In the entries that follow, how many lines contain "überhaupt"? Please reply with only the number.
(Material provided begins)
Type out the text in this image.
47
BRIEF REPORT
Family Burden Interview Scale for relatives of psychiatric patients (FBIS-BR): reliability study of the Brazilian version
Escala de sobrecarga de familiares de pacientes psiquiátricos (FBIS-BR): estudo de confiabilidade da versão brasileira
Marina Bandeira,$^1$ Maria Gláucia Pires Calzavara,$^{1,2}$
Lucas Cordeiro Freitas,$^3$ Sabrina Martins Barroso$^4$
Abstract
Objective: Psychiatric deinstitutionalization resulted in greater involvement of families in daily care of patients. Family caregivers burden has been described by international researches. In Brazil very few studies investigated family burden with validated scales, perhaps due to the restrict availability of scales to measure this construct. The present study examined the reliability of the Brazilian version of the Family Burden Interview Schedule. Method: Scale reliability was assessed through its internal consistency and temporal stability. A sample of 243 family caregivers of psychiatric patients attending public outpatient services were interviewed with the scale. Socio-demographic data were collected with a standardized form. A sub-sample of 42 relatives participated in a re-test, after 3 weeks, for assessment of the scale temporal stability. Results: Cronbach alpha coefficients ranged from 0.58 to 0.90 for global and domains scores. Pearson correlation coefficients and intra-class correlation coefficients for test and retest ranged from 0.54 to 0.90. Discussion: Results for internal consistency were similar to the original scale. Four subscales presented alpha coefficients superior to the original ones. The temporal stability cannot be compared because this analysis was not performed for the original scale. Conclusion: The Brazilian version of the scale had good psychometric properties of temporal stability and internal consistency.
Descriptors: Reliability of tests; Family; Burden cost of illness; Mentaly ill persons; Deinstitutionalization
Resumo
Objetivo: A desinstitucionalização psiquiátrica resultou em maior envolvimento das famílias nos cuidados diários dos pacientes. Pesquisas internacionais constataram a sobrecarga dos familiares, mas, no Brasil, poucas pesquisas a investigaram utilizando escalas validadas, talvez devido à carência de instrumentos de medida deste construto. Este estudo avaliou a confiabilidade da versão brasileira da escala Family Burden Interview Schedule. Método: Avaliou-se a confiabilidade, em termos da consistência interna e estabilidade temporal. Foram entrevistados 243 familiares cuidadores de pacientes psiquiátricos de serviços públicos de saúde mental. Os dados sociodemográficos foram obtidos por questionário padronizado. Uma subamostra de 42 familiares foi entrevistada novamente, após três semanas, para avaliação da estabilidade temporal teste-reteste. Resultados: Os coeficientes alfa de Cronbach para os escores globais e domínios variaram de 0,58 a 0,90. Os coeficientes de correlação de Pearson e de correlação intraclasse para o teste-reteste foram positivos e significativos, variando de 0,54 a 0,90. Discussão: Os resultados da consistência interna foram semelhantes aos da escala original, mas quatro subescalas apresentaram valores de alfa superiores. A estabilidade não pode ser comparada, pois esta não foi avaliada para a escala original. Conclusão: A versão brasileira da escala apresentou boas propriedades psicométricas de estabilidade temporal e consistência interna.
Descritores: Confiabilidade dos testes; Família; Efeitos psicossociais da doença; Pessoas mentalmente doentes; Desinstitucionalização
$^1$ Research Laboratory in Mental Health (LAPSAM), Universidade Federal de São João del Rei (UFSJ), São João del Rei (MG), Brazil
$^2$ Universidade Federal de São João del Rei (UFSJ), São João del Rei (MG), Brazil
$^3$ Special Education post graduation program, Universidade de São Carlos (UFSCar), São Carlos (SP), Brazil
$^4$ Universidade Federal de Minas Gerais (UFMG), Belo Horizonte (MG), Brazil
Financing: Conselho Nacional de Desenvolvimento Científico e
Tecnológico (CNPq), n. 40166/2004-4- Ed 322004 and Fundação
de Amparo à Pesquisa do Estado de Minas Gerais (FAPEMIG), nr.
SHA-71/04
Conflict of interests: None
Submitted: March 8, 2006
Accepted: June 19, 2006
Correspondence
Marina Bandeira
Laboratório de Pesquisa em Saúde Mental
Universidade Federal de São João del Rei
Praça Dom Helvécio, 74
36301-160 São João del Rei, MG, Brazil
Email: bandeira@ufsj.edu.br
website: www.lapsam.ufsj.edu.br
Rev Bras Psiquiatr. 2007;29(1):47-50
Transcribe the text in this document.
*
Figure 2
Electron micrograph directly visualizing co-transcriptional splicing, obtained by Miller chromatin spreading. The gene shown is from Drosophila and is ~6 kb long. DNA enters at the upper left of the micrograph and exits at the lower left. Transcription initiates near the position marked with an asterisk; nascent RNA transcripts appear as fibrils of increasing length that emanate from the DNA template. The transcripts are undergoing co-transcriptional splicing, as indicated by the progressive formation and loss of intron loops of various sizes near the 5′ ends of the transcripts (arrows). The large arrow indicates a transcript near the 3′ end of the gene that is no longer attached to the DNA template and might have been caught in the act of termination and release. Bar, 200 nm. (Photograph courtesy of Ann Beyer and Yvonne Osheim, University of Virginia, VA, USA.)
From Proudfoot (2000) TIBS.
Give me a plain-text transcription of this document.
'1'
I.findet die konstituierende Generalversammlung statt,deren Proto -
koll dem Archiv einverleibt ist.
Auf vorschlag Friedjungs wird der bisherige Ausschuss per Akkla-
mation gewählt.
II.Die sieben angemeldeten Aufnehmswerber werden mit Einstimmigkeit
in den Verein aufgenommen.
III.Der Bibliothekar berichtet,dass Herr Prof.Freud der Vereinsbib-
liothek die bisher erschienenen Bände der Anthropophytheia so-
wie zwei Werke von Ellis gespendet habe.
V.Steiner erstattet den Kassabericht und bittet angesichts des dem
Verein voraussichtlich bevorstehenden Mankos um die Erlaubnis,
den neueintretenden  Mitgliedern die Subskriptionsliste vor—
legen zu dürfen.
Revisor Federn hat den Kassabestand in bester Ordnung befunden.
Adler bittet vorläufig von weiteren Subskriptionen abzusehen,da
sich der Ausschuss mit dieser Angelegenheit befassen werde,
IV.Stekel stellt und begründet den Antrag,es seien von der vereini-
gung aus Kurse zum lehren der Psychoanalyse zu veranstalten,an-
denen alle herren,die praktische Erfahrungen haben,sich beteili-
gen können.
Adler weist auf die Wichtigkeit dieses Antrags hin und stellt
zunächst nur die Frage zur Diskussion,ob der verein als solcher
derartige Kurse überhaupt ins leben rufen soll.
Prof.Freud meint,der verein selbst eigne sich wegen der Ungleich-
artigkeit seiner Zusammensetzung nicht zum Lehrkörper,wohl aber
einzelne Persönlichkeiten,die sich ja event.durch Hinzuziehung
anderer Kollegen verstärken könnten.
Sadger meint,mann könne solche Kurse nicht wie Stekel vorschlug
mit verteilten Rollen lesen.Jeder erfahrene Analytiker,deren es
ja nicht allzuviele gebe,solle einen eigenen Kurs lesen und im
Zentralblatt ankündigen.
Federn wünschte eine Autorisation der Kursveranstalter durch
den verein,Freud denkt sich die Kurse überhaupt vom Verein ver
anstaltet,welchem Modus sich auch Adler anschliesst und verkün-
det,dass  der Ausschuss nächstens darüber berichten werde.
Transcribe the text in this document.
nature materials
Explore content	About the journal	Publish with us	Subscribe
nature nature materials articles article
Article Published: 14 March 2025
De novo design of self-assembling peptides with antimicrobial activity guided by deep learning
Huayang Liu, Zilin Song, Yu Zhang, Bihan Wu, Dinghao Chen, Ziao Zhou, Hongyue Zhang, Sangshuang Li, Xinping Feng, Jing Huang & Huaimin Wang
(Material provided ends)
→ Solved exercise
2